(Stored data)
═══

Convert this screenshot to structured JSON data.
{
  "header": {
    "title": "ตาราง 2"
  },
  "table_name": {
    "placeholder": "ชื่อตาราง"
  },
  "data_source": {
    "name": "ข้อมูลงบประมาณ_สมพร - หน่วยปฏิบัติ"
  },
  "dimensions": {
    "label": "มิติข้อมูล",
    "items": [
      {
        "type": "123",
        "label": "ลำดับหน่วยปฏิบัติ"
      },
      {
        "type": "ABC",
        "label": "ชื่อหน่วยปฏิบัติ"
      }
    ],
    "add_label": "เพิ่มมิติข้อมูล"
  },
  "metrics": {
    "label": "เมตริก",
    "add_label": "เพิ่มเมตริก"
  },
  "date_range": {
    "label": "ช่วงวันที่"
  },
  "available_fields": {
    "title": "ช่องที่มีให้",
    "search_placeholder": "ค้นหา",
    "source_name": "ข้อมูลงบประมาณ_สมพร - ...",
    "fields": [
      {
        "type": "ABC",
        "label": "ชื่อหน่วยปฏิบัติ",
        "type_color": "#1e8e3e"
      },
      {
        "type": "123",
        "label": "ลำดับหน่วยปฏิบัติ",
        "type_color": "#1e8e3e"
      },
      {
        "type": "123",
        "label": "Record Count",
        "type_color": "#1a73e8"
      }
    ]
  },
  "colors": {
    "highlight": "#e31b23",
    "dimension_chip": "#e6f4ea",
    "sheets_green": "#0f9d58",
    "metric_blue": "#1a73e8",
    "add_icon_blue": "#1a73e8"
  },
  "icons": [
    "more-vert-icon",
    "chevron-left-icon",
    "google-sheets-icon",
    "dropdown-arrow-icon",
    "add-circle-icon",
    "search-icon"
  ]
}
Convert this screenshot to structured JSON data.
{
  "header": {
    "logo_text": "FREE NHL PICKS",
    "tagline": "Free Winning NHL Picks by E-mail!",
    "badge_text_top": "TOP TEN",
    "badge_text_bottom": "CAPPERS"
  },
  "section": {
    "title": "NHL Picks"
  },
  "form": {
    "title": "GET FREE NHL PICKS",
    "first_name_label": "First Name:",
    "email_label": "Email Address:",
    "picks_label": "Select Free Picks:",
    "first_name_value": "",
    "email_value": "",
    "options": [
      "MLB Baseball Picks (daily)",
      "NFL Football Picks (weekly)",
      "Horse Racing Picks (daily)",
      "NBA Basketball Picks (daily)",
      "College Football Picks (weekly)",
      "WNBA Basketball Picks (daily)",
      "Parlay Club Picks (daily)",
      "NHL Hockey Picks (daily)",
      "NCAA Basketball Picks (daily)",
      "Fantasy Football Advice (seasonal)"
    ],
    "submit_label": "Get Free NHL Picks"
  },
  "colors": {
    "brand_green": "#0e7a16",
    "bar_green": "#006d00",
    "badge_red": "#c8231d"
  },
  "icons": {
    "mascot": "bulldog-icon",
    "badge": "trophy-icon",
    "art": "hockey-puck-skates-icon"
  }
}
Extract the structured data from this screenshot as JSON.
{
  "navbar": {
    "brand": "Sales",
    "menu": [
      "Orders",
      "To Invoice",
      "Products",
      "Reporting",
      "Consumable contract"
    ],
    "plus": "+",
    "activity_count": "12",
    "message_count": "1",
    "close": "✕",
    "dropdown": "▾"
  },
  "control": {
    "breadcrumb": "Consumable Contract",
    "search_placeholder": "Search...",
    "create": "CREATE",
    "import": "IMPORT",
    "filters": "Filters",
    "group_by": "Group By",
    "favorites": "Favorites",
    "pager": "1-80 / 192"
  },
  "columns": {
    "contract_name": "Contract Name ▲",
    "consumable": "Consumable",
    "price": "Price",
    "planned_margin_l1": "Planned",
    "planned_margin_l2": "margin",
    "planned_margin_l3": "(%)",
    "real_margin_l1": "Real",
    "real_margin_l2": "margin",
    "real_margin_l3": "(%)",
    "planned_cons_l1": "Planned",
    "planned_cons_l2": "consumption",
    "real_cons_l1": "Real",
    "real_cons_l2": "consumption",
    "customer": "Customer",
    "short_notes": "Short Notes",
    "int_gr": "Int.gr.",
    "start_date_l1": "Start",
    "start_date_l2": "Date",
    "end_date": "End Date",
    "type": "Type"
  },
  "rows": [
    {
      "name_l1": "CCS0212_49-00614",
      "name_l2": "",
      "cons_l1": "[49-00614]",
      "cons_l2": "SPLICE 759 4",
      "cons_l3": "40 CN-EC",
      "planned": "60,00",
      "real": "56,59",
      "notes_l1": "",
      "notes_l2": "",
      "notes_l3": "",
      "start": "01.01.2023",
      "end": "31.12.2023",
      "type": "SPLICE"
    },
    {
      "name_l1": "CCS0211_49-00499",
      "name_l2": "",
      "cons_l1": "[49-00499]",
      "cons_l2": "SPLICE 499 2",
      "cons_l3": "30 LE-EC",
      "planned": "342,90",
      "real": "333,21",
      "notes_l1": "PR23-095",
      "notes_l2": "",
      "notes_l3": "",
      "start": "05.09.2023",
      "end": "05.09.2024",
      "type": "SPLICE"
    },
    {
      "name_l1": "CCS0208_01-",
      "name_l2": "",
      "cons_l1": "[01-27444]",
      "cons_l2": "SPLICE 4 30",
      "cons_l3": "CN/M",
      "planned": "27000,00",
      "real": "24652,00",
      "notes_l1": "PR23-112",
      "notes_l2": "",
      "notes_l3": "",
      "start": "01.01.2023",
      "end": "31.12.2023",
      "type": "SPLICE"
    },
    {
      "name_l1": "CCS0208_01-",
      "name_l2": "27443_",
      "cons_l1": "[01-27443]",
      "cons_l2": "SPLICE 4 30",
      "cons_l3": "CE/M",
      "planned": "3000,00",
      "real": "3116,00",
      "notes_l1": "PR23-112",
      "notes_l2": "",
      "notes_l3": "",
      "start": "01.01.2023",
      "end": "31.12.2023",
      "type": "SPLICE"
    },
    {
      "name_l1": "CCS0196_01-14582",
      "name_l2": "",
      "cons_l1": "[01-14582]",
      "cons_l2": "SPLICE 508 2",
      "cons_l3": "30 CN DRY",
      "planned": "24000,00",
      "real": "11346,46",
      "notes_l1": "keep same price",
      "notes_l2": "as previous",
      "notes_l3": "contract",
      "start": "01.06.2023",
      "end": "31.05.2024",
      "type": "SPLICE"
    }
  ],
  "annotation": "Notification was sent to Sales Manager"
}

═══

Copy down the whole of the data above, matching it exactly.

Convert this screenshot to structured JSON data.
{
  "header": {
    "title": "ตาราง 2"
  },
  "table_name": {
    "placeholder": "ชื่อตาราง"
  },
  "data_source": {
    "name": "ข้อมูลงบประมาณ_สมพร - หน่วยปฏิบัติ"
  },
  "dimensions": {
    "label": "มิติข้อมูล",
    "items": [
      {
        "type": "123",
        "label": "ลำดับหน่วยปฏิบัติ"
      },
      {
        "type": "ABC",
        "label": "ชื่อหน่วยปฏิบัติ"
      }
    ],
    "add_label": "เพิ่มมิติข้อมูล"
  },
  "metrics": {
    "label": "เมตริก",
    "add_label": "เพิ่มเมตริก"
  },
  "date_range": {
    "label": "ช่วงวันที่"
  },
  "available_fields": {
    "title": "ช่องที่มีให้",
    "search_placeholder": "ค้นหา",
    "source_name": "ข้อมูลงบประมาณ_สมพร - ...",
    "fields": [
      {
        "type": "ABC",
        "label": "ชื่อหน่วยปฏิบัติ",
        "type_color": "#1e8e3e"
      },
      {
        "type": "123",
        "label": "ลำดับหน่วยปฏิบัติ",
        "type_color": "#1e8e3e"
      },
      {
        "type": "123",
        "label": "Record Count",
        "type_color": "#1a73e8"
      }
    ]
  },
  "colors": {
    "highlight": "#e31b23",
    "dimension_chip": "#e6f4ea",
    "sheets_green": "#0f9d58",
    "metric_blue": "#1a73e8",
    "add_icon_blue": "#1a73e8"
  },
  "icons": [
    "more-vert-icon",
    "chevron-left-icon",
    "google-sheets-icon",
    "dropdown-arrow-icon",
    "add-circle-icon",
    "search-icon"
  ]
}
Convert this screenshot to structured JSON data.
{
  "header": {
    "logo_text": "FREE NHL PICKS",
    "tagline": "Free Winning NHL Picks by E-mail!",
    "badge_text_top": "TOP TEN",
    "badge_text_bottom": "CAPPERS"
  },
  "section": {
    "title": "NHL Picks"
  },
  "form": {
    "title": "GET FREE NHL PICKS",
    "first_name_label": "First Name:",
    "email_label": "Email Address:",
    "picks_label": "Select Free Picks:",
    "first_name_value": "",
    "email_value": "",
    "options": [
      "MLB Baseball Picks (daily)",
      "NFL Football Picks (weekly)",
      "Horse Racing Picks (daily)",
      "NBA Basketball Picks (daily)",
      "College Football Picks (weekly)",
      "WNBA Basketball Picks (daily)",
      "Parlay Club Picks (daily)",
      "NHL Hockey Picks (daily)",
      "NCAA Basketball Picks (daily)",
      "Fantasy Football Advice (seasonal)"
    ],
    "submit_label": "Get Free NHL Picks"
  },
  "colors": {
    "brand_green": "#0e7a16",
    "bar_green": "#006d00",
    "badge_red": "#c8231d"
  },
  "icons": {
    "mascot": "bulldog-icon",
    "badge": "trophy-icon",
    "art": "hockey-puck-skates-icon"
  }
}
Extract the structured data from this screenshot as JSON.
{
  "navbar": {
    "brand": "Sales",
    "menu": [
      "Orders",
      "To Invoice",
      "Products",
      "Reporting",
      "Consumable contract"
    ],
    "plus": "+",
    "activity_count": "12",
    "message_count": "1",
    "close": "✕",
    "dropdown": "▾"
  },
  "control": {
    "breadcrumb": "Consumable Contract",
    "search_placeholder": "Search...",
    "create": "CREATE",
    "import": "IMPORT",
    "filters": "Filters",
    "group_by": "Group By",
    "favorites": "Favorites",
    "pager": "1-80 / 192"
  },
  "columns": {
    "contract_name": "Contract Name ▲",
    "consumable": "Consumable",
    "price": "Price",
    "planned_margin_l1": "Planned",
    "planned_margin_l2": "margin",
    "planned_margin_l3": "(%)",
    "real_margin_l1": "Real",
    "real_margin_l2": "margin",
    "real_margin_l3": "(%)",
    "planned_cons_l1": "Planned",
    "planned_cons_l2": "consumption",
    "real_cons_l1": "Real",
    "real_cons_l2": "consumption",
    "customer": "Customer",
    "short_notes": "Short Notes",
    "int_gr": "Int.gr.",
    "start_date_l1": "Start",
    "start_date_l2": "Date",
    "end_date": "End Date",
    "type": "Type"
  },
  "rows": [
    {
      "name_l1": "CCS0212_49-00614",
      "name_l2": "",
      "cons_l1": "[49-00614]",
      "cons_l2": "SPLICE 759 4",
      "cons_l3": "40 CN-EC",
      "planned": "60,00",
      "real": "56,59",
      "notes_l1": "",
      "notes_l2": "",
      "notes_l3": "",
      "start": "01.01.2023",
      "end": "31.12.2023",
      "type": "SPLICE"
    },
    {
      "name_l1": "CCS0211_49-00499",
      "name_l2": "",
      "cons_l1": "[49-00499]",
      "cons_l2": "SPLICE 499 2",
      "cons_l3": "30 LE-EC",
      "planned": "342,90",
      "real": "333,21",
      "notes_l1": "PR23-095",
      "notes_l2": "",
      "notes_l3": "",
      "start": "05.09.2023",
      "end": "05.09.2024",
      "type": "SPLICE"
    },
    {
      "name_l1": "CCS0208_01-",
      "name_l2": "",
      "cons_l1": "[01-27444]",
      "cons_l2": "SPLICE 4 30",
      "cons_l3": "CN/M",
      "planned": "27000,00",
      "real": "24652,00",
      "notes_l1": "PR23-112",
      "notes_l2": "",
      "notes_l3": "",
      "start": "01.01.2023",
      "end": "31.12.2023",
      "type": "SPLICE"
    },
    {
      "name_l1": "CCS0208_01-",
      "name_l2": "27443_",
      "cons_l1": "[01-27443]",
      "cons_l2": "SPLICE 4 30",
      "cons_l3": "CE/M",
      "planned": "3000,00",
      "real": "3116,00",
      "notes_l1": "PR23-112",
      "notes_l2": "",
      "notes_l3": "",
      "start": "01.01.2023",
      "end": "31.12.2023",
      "type": "SPLICE"
    },
    {
      "name_l1": "CCS0196_01-14582",
      "name_l2": "",
      "cons_l1": "[01-14582]",
      "cons_l2": "SPLICE 508 2",
      "cons_l3": "30 CN DRY",
      "planned": "24000,00",
      "real": "11346,46",
      "notes_l1": "keep same price",
      "notes_l2": "as previous",
      "notes_l3": "contract",
      "start": "01.06.2023",
      "end": "31.05.2024",
      "type": "SPLICE"
    }
  ],
  "annotation": "Notification was sent to Sales Manager"
}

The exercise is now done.